— Start of EXTRACTED RECORDS —
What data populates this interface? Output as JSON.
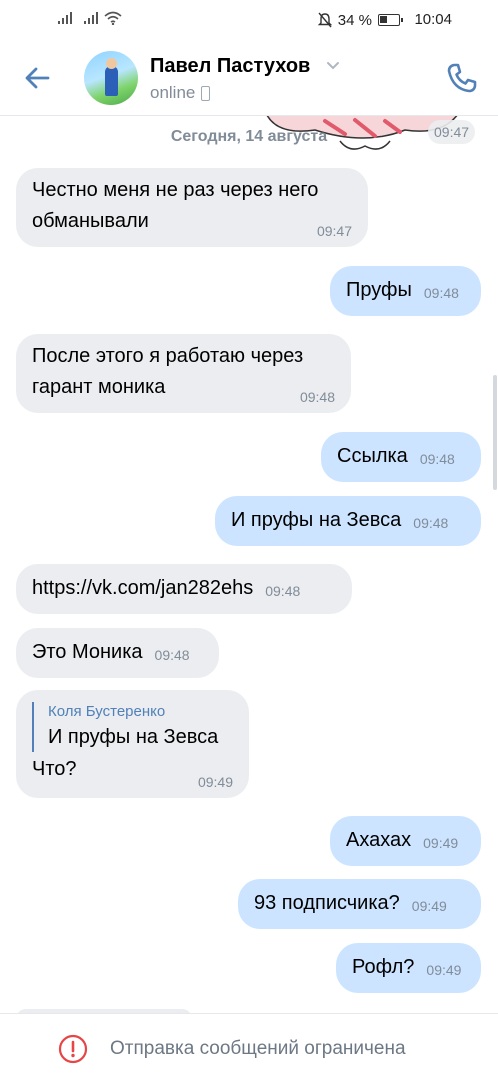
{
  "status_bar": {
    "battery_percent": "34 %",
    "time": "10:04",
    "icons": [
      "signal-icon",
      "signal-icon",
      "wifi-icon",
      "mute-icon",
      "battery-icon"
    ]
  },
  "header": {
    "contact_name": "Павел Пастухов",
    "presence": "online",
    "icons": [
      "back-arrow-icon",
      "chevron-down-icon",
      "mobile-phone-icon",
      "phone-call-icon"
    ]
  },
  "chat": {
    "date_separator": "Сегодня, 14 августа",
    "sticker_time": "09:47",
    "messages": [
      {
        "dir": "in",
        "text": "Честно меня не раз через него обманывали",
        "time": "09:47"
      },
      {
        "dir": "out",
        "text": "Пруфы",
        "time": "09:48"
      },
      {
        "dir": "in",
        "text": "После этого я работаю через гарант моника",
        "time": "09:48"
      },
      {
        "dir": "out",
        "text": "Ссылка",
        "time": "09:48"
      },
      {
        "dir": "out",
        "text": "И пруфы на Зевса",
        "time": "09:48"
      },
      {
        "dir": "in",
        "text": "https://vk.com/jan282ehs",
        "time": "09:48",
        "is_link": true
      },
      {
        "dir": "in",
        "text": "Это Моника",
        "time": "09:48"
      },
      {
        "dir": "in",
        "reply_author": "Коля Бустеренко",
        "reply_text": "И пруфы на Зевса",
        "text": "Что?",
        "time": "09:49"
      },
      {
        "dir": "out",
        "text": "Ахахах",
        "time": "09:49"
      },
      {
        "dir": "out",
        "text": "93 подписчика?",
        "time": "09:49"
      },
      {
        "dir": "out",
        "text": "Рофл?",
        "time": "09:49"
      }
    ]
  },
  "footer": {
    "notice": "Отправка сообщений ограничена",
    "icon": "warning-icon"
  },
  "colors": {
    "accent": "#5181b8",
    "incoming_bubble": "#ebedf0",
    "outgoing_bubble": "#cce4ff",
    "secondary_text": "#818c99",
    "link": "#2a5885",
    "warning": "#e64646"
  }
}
— End of EXTRACTED RECORDS —
- **PROBLEM REQUIREMENTS**
Return each line exactly as written. Any picture gets left out.

- **OUTPUT OF THE TASK**
What data populates this interface? Output as JSON.
{
  "status_bar": {
    "battery_percent": "34 %",
    "time": "10:04",
    "icons": [
      "signal-icon",
      "signal-icon",
      "wifi-icon",
      "mute-icon",
      "battery-icon"
    ]
  },
  "header": {
    "contact_name": "Павел Пастухов",
    "presence": "online",
    "icons": [
      "back-arrow-icon",
      "chevron-down-icon",
      "mobile-phone-icon",
      "phone-call-icon"
    ]
  },
  "chat": {
    "date_separator": "Сегодня, 14 августа",
    "sticker_time": "09:47",
    "messages": [
      {
        "dir": "in",
        "text": "Честно меня не раз через него обманывали",
        "time": "09:47"
      },
      {
        "dir": "out",
        "text": "Пруфы",
        "time": "09:48"
      },
      {
        "dir": "in",
        "text": "После этого я работаю через гарант моника",
        "time": "09:48"
      },
      {
        "dir": "out",
        "text": "Ссылка",
        "time": "09:48"
      },
      {
        "dir": "out",
        "text": "И пруфы на Зевса",
        "time": "09:48"
      },
      {
        "dir": "in",
        "text": "https://vk.com/jan282ehs",
        "time": "09:48",
        "is_link": true
      },
      {
        "dir": "in",
        "text": "Это Моника",
        "time": "09:48"
      },
      {
        "dir": "in",
        "reply_author": "Коля Бустеренко",
        "reply_text": "И пруфы на Зевса",
        "text": "Что?",
        "time": "09:49"
      },
      {
        "dir": "out",
        "text": "Ахахах",
        "time": "09:49"
      },
      {
        "dir": "out",
        "text": "93 подписчика?",
        "time": "09:49"
      },
      {
        "dir": "out",
        "text": "Рофл?",
        "time": "09:49"
      }
    ]
  },
  "footer": {
    "notice": "Отправка сообщений ограничена",
    "icon": "warning-icon"
  },
  "colors": {
    "accent": "#5181b8",
    "incoming_bubble": "#ebedf0",
    "outgoing_bubble": "#cce4ff",
    "secondary_text": "#818c99",
    "link": "#2a5885",
    "warning": "#e64646"
  }
}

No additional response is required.